### [WHAT NEEDS TO BE DONE]
Below are some entries. Copy each line that holds the string "update".

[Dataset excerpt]
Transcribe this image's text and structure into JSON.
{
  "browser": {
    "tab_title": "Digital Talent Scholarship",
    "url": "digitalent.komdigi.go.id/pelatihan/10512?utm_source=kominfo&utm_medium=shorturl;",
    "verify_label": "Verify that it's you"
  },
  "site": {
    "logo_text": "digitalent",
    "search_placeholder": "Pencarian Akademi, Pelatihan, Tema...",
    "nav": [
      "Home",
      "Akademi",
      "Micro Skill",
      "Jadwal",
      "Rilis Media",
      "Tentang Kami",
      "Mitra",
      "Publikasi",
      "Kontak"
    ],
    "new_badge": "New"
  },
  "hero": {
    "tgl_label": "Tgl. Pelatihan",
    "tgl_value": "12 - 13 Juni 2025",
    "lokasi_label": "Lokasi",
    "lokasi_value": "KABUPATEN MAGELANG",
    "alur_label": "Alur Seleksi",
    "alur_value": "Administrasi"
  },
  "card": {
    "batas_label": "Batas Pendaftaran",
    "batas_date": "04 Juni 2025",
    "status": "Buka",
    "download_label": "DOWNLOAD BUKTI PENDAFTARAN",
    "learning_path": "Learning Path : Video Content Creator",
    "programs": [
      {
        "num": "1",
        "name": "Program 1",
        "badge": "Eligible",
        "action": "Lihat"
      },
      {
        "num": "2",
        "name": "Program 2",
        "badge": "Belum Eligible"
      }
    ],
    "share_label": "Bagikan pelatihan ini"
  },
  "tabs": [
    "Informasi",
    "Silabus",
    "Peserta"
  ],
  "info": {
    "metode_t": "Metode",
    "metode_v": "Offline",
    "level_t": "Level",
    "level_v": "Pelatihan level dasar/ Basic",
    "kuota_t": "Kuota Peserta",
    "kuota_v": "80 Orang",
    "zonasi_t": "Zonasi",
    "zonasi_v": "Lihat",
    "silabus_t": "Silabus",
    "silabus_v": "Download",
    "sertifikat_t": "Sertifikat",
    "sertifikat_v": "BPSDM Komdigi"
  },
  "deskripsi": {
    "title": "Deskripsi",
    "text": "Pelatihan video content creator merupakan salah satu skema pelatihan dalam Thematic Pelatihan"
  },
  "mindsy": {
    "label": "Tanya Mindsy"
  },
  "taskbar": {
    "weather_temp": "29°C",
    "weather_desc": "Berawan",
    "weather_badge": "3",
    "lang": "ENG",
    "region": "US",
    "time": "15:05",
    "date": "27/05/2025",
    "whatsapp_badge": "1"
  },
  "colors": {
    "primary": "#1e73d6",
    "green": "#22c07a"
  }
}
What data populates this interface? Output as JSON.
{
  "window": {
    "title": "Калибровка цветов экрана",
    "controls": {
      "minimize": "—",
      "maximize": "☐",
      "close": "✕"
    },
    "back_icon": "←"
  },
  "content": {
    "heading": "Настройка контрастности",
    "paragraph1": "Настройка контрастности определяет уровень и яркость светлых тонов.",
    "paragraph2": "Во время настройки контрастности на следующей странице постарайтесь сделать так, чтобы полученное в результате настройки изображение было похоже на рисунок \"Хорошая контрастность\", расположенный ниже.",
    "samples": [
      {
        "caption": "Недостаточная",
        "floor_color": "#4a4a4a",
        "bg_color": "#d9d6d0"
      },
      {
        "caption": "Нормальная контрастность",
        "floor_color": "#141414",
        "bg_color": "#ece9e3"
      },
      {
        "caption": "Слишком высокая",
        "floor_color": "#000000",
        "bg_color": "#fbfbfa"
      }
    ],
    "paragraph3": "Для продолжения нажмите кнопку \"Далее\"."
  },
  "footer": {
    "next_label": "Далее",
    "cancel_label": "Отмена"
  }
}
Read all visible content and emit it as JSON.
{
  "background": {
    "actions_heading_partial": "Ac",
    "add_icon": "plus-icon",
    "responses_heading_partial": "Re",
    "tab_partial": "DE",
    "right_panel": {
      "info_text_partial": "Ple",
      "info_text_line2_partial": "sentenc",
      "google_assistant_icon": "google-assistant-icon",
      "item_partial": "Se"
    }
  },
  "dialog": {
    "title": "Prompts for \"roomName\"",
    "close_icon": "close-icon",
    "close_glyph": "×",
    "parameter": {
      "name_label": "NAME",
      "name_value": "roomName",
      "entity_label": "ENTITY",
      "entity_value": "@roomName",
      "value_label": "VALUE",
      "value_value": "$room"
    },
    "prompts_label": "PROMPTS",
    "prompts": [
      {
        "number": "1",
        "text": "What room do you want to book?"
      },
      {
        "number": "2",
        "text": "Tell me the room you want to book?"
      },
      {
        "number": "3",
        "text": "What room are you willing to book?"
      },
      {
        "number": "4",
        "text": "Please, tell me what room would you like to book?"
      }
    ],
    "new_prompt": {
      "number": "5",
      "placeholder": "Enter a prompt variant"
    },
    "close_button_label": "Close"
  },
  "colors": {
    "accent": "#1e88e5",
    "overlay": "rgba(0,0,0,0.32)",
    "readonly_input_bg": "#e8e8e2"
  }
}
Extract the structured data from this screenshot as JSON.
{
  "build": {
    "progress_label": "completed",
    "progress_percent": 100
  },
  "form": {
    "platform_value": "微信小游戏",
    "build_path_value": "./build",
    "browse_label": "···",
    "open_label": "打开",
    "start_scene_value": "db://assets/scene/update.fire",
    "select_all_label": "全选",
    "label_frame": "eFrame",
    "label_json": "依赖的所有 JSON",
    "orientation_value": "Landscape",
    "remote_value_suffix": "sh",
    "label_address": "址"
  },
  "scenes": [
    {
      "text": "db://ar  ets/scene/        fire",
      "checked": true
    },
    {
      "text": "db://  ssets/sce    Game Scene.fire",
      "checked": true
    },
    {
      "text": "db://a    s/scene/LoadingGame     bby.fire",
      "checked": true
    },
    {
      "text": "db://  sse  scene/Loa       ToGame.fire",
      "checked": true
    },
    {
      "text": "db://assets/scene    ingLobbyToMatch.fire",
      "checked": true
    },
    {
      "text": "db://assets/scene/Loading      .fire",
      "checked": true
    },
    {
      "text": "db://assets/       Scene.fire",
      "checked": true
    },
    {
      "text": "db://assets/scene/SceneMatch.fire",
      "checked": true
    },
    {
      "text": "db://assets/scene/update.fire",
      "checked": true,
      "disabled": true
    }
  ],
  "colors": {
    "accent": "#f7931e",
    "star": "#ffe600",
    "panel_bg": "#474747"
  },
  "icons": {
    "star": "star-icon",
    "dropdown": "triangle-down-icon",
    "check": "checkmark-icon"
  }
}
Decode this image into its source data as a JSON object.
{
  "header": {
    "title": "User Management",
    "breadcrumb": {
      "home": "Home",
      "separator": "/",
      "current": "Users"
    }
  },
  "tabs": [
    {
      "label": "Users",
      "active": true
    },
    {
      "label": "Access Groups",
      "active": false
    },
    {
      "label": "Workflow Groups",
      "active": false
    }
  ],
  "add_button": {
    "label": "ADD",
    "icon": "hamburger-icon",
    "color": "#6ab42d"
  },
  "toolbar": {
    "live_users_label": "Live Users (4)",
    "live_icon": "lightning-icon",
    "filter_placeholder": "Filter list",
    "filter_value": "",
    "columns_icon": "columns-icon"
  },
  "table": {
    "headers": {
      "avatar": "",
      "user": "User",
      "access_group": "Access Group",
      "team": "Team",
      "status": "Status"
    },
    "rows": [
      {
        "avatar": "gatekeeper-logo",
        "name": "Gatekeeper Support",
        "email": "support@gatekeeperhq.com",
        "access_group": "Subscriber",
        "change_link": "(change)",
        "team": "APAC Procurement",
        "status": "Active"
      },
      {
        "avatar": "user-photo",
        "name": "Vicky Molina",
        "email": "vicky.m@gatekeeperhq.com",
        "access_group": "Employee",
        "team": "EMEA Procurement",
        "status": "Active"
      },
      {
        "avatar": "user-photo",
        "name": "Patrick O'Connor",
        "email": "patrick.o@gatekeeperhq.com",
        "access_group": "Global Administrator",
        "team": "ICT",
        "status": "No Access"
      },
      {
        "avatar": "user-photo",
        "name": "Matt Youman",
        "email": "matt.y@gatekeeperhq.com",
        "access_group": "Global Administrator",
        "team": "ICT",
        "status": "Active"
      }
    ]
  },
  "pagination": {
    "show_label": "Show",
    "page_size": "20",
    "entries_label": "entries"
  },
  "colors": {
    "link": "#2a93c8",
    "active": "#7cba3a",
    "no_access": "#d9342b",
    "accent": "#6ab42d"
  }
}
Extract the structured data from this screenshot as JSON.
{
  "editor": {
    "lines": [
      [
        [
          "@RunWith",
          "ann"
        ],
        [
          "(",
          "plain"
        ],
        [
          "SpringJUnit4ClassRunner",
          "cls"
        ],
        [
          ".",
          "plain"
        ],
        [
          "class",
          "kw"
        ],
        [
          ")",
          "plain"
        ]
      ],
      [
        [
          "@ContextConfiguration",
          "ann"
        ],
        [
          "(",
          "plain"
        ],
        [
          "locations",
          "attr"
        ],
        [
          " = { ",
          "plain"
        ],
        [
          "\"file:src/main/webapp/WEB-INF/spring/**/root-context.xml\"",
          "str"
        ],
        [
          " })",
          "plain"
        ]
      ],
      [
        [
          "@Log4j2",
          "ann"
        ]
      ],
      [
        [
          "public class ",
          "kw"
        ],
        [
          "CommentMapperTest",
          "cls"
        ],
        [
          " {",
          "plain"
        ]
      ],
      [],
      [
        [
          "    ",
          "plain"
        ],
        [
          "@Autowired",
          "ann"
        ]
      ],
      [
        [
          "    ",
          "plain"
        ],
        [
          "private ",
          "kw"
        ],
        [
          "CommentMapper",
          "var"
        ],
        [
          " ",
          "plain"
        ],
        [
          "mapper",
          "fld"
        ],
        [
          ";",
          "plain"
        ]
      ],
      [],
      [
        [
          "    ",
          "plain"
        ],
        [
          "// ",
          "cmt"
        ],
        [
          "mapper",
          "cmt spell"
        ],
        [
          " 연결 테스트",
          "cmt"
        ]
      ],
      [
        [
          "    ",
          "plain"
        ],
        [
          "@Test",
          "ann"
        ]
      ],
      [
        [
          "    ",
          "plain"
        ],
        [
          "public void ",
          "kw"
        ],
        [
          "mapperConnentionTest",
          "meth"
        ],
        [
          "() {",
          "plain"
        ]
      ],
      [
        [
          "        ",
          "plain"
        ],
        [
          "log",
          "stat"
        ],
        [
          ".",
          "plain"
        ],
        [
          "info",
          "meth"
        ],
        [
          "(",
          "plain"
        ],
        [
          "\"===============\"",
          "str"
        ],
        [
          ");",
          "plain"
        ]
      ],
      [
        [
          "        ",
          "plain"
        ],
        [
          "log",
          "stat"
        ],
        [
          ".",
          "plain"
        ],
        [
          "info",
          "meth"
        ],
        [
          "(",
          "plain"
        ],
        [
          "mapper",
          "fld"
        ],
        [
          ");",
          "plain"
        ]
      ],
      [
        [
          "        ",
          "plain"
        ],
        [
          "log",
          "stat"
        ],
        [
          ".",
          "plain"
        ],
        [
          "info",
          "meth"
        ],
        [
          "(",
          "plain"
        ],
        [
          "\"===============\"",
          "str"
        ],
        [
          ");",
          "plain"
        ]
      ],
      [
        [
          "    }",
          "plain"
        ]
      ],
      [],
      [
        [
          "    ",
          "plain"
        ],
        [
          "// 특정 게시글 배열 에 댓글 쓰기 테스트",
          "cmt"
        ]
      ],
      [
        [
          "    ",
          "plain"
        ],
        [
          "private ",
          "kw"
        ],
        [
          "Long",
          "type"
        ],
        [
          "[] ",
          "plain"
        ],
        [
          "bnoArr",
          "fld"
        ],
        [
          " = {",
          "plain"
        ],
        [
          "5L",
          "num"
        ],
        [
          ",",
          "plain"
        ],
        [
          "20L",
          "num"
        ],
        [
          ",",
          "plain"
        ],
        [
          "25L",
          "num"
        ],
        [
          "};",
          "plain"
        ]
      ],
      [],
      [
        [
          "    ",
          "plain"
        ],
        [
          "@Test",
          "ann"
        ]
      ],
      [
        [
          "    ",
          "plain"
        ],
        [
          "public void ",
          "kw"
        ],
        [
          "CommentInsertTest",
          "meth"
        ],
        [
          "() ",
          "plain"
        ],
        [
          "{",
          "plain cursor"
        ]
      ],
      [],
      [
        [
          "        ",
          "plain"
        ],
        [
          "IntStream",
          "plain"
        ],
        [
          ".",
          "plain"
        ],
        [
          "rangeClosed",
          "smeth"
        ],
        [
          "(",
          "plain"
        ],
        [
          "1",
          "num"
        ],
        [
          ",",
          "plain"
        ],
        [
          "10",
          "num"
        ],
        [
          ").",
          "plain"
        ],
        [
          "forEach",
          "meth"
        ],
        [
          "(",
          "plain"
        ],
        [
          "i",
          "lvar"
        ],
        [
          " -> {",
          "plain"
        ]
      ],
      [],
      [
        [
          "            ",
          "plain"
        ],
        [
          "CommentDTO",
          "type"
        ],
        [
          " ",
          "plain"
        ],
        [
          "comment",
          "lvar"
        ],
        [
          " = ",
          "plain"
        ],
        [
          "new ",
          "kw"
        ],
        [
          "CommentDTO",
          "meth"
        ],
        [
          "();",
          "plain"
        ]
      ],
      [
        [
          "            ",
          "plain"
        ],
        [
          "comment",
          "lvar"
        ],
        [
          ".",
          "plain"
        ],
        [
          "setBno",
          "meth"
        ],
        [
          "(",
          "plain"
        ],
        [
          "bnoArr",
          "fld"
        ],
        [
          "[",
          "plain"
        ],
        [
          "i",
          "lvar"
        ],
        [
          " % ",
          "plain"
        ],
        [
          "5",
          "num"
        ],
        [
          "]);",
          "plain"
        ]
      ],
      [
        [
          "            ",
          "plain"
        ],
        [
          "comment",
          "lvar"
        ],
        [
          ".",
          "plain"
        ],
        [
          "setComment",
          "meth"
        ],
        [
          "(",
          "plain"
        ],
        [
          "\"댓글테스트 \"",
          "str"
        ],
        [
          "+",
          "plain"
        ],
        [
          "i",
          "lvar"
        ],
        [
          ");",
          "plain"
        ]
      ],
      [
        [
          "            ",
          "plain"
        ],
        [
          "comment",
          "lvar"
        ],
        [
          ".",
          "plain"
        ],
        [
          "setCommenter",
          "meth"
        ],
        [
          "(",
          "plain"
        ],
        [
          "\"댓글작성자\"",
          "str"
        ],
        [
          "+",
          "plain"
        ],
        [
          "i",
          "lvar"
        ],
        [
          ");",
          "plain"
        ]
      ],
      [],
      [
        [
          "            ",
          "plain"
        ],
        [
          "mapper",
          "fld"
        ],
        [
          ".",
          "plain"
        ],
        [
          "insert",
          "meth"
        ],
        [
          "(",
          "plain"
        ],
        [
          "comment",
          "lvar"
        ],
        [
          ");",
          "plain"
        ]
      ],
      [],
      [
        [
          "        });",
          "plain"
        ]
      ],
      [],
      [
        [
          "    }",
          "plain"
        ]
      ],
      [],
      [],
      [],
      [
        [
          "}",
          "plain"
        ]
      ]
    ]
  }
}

### [RESPONSE FOR THIS EXERCISE]
    "start_scene_value": "db://assets/scene/update.fire",
      "text": "db://assets/scene/update.fire",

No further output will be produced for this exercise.